** Information given **

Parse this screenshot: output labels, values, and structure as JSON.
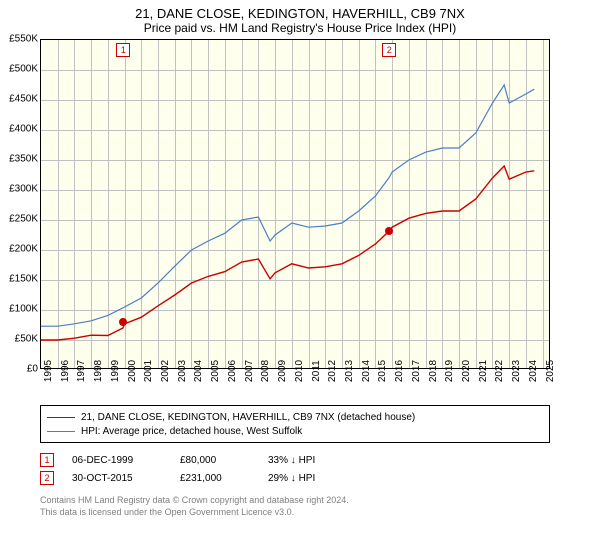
{
  "title_main": "21, DANE CLOSE, KEDINGTON, HAVERHILL, CB9 7NX",
  "title_sub": "Price paid vs. HM Land Registry's House Price Index (HPI)",
  "chart": {
    "type": "line",
    "background_color": "#ffffee",
    "grid_color": "#c0c0c0",
    "border_color": "#000000",
    "x_min": 1995,
    "x_max": 2025.5,
    "x_ticks": [
      1995,
      1996,
      1997,
      1998,
      1999,
      2000,
      2001,
      2002,
      2003,
      2004,
      2005,
      2006,
      2007,
      2008,
      2009,
      2010,
      2011,
      2012,
      2013,
      2014,
      2015,
      2016,
      2017,
      2018,
      2019,
      2020,
      2021,
      2022,
      2023,
      2024,
      2025
    ],
    "y_min": 0,
    "y_max": 550000,
    "y_ticks": [
      0,
      50000,
      100000,
      150000,
      200000,
      250000,
      300000,
      350000,
      400000,
      450000,
      500000,
      550000
    ],
    "y_tick_labels": [
      "£0",
      "£50K",
      "£100K",
      "£150K",
      "£200K",
      "£250K",
      "£300K",
      "£350K",
      "£400K",
      "£450K",
      "£500K",
      "£550K"
    ],
    "series": [
      {
        "name": "hpi",
        "color": "#4a7ec8",
        "width": 1.2,
        "points": [
          [
            1995,
            73000
          ],
          [
            1996,
            73000
          ],
          [
            1997,
            77000
          ],
          [
            1998,
            82000
          ],
          [
            1999,
            91000
          ],
          [
            2000,
            105000
          ],
          [
            2001,
            120000
          ],
          [
            2002,
            145000
          ],
          [
            2003,
            173000
          ],
          [
            2004,
            200000
          ],
          [
            2005,
            215000
          ],
          [
            2006,
            228000
          ],
          [
            2007,
            250000
          ],
          [
            2008,
            255000
          ],
          [
            2008.7,
            215000
          ],
          [
            2009,
            225000
          ],
          [
            2010,
            245000
          ],
          [
            2011,
            238000
          ],
          [
            2012,
            240000
          ],
          [
            2013,
            245000
          ],
          [
            2014,
            265000
          ],
          [
            2015,
            290000
          ],
          [
            2015.8,
            320000
          ],
          [
            2016,
            330000
          ],
          [
            2017,
            350000
          ],
          [
            2018,
            363000
          ],
          [
            2019,
            370000
          ],
          [
            2020,
            370000
          ],
          [
            2021,
            395000
          ],
          [
            2022,
            445000
          ],
          [
            2022.7,
            475000
          ],
          [
            2023,
            445000
          ],
          [
            2024,
            460000
          ],
          [
            2024.5,
            468000
          ]
        ]
      },
      {
        "name": "property",
        "color": "#cc0000",
        "width": 1.4,
        "points": [
          [
            1995,
            50000
          ],
          [
            1996,
            50000
          ],
          [
            1997,
            53000
          ],
          [
            1998,
            58000
          ],
          [
            1999,
            57500
          ],
          [
            1999.9,
            70000
          ],
          [
            2000,
            77000
          ],
          [
            2001,
            88000
          ],
          [
            2002,
            107000
          ],
          [
            2003,
            125000
          ],
          [
            2004,
            145000
          ],
          [
            2005,
            156000
          ],
          [
            2006,
            164000
          ],
          [
            2007,
            180000
          ],
          [
            2008,
            185000
          ],
          [
            2008.7,
            152000
          ],
          [
            2009,
            162000
          ],
          [
            2010,
            177000
          ],
          [
            2011,
            170000
          ],
          [
            2012,
            172000
          ],
          [
            2013,
            177000
          ],
          [
            2014,
            191000
          ],
          [
            2015,
            210000
          ],
          [
            2015.8,
            231000
          ],
          [
            2016,
            238000
          ],
          [
            2017,
            253000
          ],
          [
            2018,
            261000
          ],
          [
            2019,
            265000
          ],
          [
            2020,
            265000
          ],
          [
            2021,
            285000
          ],
          [
            2022,
            320000
          ],
          [
            2022.7,
            340000
          ],
          [
            2023,
            318000
          ],
          [
            2024,
            330000
          ],
          [
            2024.5,
            332000
          ]
        ]
      }
    ],
    "markers": [
      {
        "n": 1,
        "x": 1999.93,
        "y": 80000
      },
      {
        "n": 2,
        "x": 2015.83,
        "y": 231000
      }
    ]
  },
  "legend": {
    "items": [
      {
        "color": "#cc0000",
        "label": "21, DANE CLOSE, KEDINGTON, HAVERHILL, CB9 7NX (detached house)"
      },
      {
        "color": "#4a7ec8",
        "label": "HPI: Average price, detached house, West Suffolk"
      }
    ]
  },
  "sales": [
    {
      "n": 1,
      "date": "06-DEC-1999",
      "price": "£80,000",
      "diff": "33% ↓ HPI"
    },
    {
      "n": 2,
      "date": "30-OCT-2015",
      "price": "£231,000",
      "diff": "29% ↓ HPI"
    }
  ],
  "footer_line1": "Contains HM Land Registry data © Crown copyright and database right 2024.",
  "footer_line2": "This data is licensed under the Open Government Licence v3.0."
}
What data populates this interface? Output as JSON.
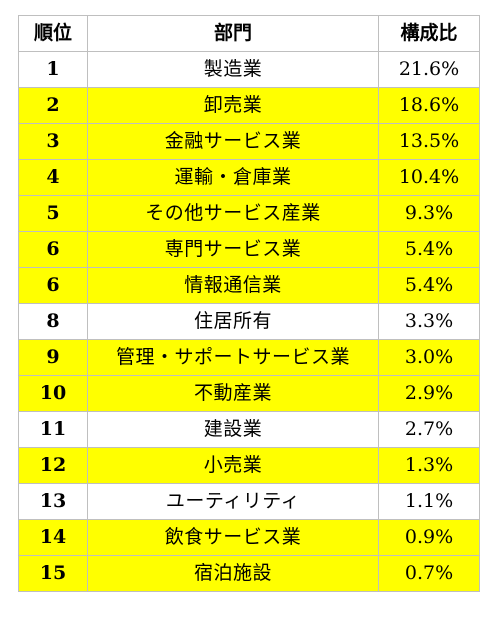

** Work to do **
Count the lines in which the string "HAVERHILL" appears, then report only that figure.

** Response to the task **
2